:: THE TASK ::
Search the data below for the string "screenshot". Extract every line that contains it.

:: DATASET ::
-------------------------

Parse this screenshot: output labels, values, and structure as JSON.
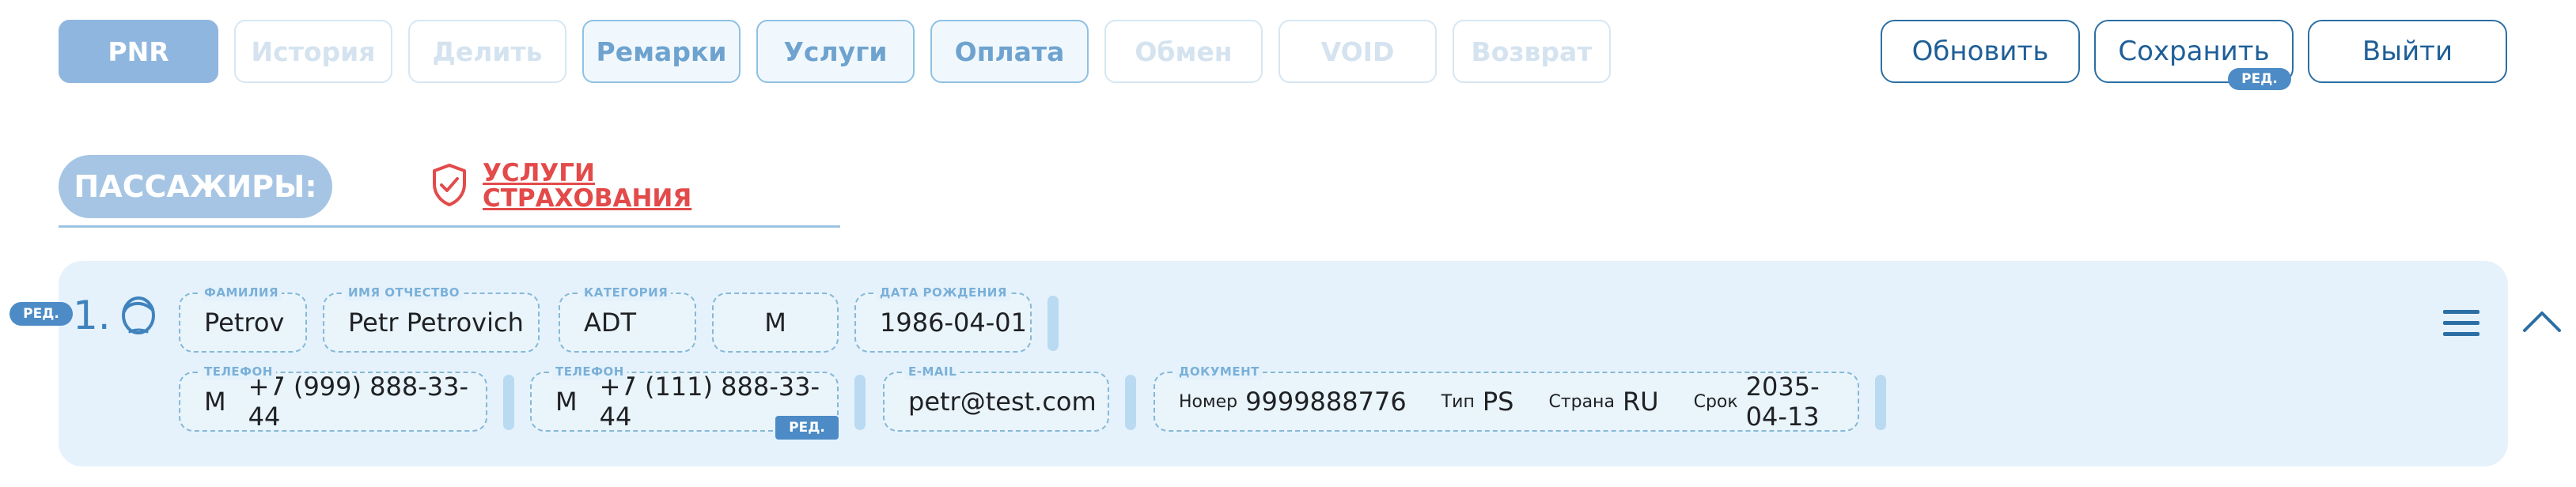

-------------------------

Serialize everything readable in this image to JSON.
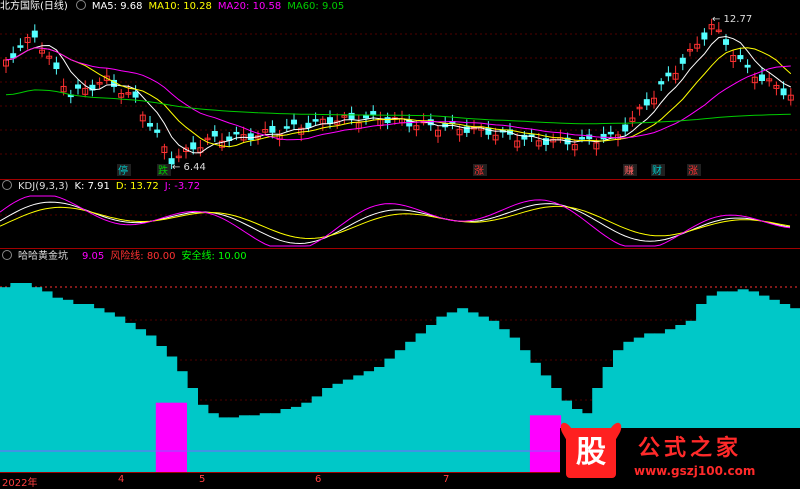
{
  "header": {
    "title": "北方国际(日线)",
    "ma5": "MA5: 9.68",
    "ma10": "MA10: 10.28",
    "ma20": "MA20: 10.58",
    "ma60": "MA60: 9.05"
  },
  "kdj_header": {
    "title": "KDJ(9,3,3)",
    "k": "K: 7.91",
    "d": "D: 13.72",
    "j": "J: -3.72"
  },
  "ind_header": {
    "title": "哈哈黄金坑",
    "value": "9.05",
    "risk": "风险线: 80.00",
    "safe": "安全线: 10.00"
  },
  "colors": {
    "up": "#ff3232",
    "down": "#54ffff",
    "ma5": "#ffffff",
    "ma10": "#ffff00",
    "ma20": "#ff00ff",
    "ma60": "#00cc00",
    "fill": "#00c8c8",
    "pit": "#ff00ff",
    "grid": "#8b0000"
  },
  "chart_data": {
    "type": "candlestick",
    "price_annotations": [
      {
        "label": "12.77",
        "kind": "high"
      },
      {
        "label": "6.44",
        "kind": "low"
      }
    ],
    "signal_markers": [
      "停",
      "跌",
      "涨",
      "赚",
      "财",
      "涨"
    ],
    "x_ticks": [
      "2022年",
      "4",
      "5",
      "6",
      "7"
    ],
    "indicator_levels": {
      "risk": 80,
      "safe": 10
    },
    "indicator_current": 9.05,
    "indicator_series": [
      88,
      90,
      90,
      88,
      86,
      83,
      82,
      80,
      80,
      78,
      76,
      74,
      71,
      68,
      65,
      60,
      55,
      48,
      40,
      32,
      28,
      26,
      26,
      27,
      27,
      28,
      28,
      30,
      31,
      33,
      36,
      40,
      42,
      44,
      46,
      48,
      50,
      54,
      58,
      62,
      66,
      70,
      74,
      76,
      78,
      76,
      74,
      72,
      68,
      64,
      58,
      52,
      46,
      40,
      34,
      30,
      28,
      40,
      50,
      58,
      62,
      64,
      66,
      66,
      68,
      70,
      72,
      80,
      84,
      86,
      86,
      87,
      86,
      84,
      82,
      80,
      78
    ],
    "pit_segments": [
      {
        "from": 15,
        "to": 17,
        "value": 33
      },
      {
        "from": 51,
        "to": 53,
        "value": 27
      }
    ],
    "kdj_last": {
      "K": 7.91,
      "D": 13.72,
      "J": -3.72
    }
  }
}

-------------------------

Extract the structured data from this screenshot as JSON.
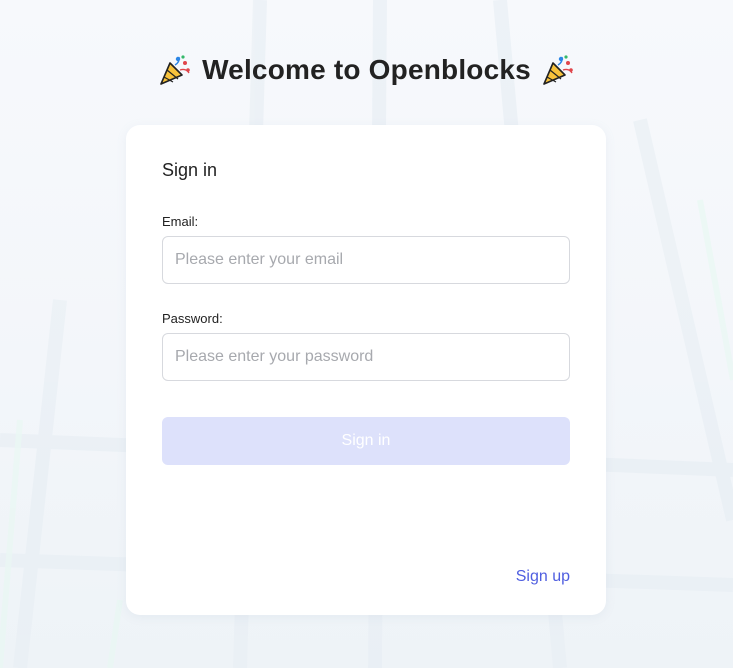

-------------------------

:: RESULT OF THE TASK ::
Parse this screenshot: output labels, values, and structure as JSON.
Extract the structured data from this screenshot as JSON.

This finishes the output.